Source extract =
^^^^
Johannessen grew up at Lambertseter and was educated in jazz at Trondheim Musikkonservatorium and the University of Oslo. He mainly plays jazz and pop music and works with music in many context. He has toured extensively in Europe and the rest of the world with Jaga Jazzist and Ensemble Denada, in Poland with Loud Jazz Band and Wojciech Staroniewicz Quintet, and in Norway with other bands.

He has played with Trondheim Jazzorkester in projects including Joshua Redman, Eirik Hegdal, Terje Rypdal, Jon Balke, Erlend Skomsvoll, Maria Kannegaard, and his own band, Magic Pocket. He has also released albums with Lord Kelvin and Magic Pocket. He received the Sparebank1 Midtnorges JazZtipendiat 2009/10 with Magic Pocket and was awarded the Spellemannprisen 2010 in open class for the album One-Armed Bandit with Jaga Jazzist, and in the jazz category with Trondheim Jazz Orchestra and GURLS in 2022.

He has conducted, arranged, and composed for bands such as Kjellerbandet, Midtnorsk Ungdomstorband, Follo Big Band, Orkdal Storband, Kristiansund Storband, Vollen Big Band, Travelin' Storband and Sintefstorbandet.

He is currently playing in Meg og kammeraten min together with Martin Hagfors and has released several albums with music for children.

Johannessen composed film music for Knerten og Sjøormen (2020) together with Erlend Mokkelbost.

Johannessen's first solo album Inkblots (2012) is free improvisation accompanied by bassist Jon Rune Strøm from the Frode Gjerstad Trio and Magic Pocket drummer Erik Nylander.
He released The Signal (2025) as a trombone and electronics album.
Erik Johannessen and The Flying Carpets is a quartet consisting of pianist Isach Skeidsvoll, bassist Ola Høyer and drummer Martin Heggli Mellem, and released an album called Mirror In The Hall (2026)

== Honors ==
- Spellemannprisen 2010 in open class, for the album One-Armed Bandit with Jaga Jazzist
- Spellemannprisen 2022 in jazz for the album Oui with Trondheim Jazz Orchestra and GURLS

== Discography ==
===As leader===
- Inkblots (2012)
- the Signal (2025)
- Mirror In The Hall (2026)

===As sideman===
Meg og kammeraten min
- Gjenta-jenta (2016)
- Snydelig (2017)
- Sjeldne Skjell (2020)
^^^^
Dataset extract =
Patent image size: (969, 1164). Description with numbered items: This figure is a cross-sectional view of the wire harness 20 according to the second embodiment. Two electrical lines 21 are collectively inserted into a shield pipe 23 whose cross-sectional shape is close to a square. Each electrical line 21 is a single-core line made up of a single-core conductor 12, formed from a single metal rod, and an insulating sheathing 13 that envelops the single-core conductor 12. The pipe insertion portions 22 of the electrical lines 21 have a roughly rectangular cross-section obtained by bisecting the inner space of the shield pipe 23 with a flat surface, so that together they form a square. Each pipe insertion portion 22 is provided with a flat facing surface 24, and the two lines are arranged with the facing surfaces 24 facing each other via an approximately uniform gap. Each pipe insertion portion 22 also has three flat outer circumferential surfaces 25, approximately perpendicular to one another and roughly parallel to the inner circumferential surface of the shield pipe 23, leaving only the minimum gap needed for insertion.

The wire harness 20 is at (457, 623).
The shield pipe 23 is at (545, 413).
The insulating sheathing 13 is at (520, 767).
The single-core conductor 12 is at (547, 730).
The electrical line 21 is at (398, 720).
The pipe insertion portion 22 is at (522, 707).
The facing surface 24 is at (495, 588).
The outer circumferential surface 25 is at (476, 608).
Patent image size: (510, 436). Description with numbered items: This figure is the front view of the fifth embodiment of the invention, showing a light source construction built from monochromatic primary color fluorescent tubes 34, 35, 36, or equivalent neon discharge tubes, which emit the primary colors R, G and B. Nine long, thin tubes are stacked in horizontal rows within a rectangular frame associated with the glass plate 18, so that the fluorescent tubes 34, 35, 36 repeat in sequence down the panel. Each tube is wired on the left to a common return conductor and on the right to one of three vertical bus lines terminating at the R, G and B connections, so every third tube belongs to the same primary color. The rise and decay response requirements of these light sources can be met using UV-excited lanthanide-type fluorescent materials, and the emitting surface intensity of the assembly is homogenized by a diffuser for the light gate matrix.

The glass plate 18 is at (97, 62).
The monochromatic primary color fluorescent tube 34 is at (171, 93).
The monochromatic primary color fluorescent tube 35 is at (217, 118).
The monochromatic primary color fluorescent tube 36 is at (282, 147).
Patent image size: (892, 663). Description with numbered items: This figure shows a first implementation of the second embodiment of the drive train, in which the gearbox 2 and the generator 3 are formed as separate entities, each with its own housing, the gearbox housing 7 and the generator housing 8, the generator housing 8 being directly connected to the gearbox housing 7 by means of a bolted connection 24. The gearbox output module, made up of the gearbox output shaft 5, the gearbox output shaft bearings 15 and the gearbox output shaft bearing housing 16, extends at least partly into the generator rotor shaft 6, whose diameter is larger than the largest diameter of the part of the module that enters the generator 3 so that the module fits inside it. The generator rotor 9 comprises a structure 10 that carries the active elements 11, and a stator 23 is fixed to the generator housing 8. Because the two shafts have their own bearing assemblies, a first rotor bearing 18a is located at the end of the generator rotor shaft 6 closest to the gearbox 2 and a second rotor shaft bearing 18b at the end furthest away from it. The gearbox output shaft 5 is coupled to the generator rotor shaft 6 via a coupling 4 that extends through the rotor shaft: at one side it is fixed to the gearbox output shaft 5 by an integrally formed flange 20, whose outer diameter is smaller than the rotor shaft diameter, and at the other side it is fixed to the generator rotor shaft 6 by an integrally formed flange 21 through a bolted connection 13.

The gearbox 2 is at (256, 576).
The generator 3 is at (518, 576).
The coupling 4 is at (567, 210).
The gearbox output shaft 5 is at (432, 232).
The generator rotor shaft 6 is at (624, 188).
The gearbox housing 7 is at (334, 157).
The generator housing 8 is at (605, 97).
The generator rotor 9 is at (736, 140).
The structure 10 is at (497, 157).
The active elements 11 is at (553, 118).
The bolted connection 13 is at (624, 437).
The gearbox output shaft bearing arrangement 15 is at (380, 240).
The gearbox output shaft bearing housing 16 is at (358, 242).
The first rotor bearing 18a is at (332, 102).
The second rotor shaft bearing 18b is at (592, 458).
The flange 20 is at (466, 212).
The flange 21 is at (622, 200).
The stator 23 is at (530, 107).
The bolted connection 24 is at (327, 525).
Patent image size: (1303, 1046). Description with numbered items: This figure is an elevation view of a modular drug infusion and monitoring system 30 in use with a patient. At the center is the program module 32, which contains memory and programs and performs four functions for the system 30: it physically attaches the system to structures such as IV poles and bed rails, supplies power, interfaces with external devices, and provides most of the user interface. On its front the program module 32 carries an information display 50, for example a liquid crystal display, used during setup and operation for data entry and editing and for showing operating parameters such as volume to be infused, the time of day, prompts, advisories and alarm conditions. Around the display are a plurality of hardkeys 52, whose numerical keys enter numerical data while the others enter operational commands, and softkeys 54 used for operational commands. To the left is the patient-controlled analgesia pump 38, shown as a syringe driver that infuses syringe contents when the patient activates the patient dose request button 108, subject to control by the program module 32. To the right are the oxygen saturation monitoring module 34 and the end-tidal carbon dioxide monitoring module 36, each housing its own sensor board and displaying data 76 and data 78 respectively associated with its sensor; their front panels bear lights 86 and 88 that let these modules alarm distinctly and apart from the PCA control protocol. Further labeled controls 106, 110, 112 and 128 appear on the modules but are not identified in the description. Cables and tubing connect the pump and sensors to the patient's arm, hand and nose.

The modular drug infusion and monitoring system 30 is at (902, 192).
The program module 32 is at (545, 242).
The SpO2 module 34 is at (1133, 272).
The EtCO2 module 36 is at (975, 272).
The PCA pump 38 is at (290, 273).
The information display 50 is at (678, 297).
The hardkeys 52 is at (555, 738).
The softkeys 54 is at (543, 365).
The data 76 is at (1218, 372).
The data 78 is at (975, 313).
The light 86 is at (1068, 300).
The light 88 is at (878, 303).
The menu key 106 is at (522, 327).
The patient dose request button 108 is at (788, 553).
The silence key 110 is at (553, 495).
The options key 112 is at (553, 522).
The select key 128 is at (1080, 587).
^^^^
Continue the biography of Erik Johannessen from its final line.

Wojciech Staroniewicz Quintet
- North Park (2019)
- Strange Vacation (2022)
- Live - The Band One Tour (2025)

Mr.E & Me
- New Orchestral Hits 4 Kids Vol.1 (2019)
- New Orchestral Hits 4 Kids Vol.2 (2023)

With Jaga Jazzist
- One-Armed Bandit (2010)
- Live With Britten Sinfonia (2012)
- Starfire (2015)
- The Pyramid (2020)

With Lord Kelvin
- Dances in the Smoke (2008)
- Radio Has No Future (2011)

With the Loud Jazz Band
- Don't Stop the Train (2004)
- The Way To Salina (2005)
- Passing (2007)
- Living Windows (2008)
- The Silence (2010)

With Magic Pocket & Morten Qvenild
- Katabatic Wind (2011)

With Skarbø Skulekorps
- Innesko (2023)

With Trondheim Jazz Orchestra
- Live in Oslo (2007) with Eirik Hegdal and Maria kannegård
- Wood and Water (2008) with Eirik Hegdal
- Trondheim Jazz orchestra & Kobert with kobert (2009)
- Triads And More (2010), with Eirik Hegdal & Joshua Redman
- Kinetic Music (2011), with Magic Pocket
- Treehouse, with Albatrosh (2014)
- Lion, with Marius Neset (2014)
- Oui, with GURLS (2022)

With others
- Fri (1993) with, Svigermors Drøm
- I Fyr og Flammer (1994, )with Svigermors Drøm
- Devil's Ride (2002), with "Tremolo Wankers"
- Turn on the Lights (2003), with "Jumpin'Jerry"
- Lorenzo is Dead (2003), with "Lorenzo"
- Drops of Hope (2003), with "Seljemark"
- q.s. (2004), with "Acoustic Accident"
- Mingus Schmingus (2004), with "Kjellerbandet"
- Troll (2005), with "Lumsk"
- Gravitasjon (2006), with Dum Dum Boys
- A Few Words (2006), with "Hasselgård"
- Sildsalat (2006), with "Sintefstorbandet"
- The Cheaters (2007), with The Cheaters
- Chronicles (2007), with John Heitman & Marc Gregory
- The Path of Love (2008), with Terje Nordgarden
- Cause And Effect (2008), with Maria Mena
- The Plum Album (2008), with Håkon Ellingsen
- God If I Saw Her Now (2008), with Thom Hell
- Finding Nymo (2009), with Helge Sunde & Ensemble Denada
- Night Blooms (2009), with "The Opium Cartel"
- It's Cold Tonight (2009), with Dan Kristofferson
- Men and Flies (2009), with Martin Hagfors
- Real Life Is No Cool (2010), with Lindstrøm & Christabelle
- The Brothel (2010), With Susanne Sundfør
- All Good Things (2010), with Thom Hell
- Shit Happens (2010), with Raga Rockers
- Det Nærmeste Du Kommer (2011), with John Olav Nilsen & Gjengen
- Migrant (2011), with "The Captain & Me"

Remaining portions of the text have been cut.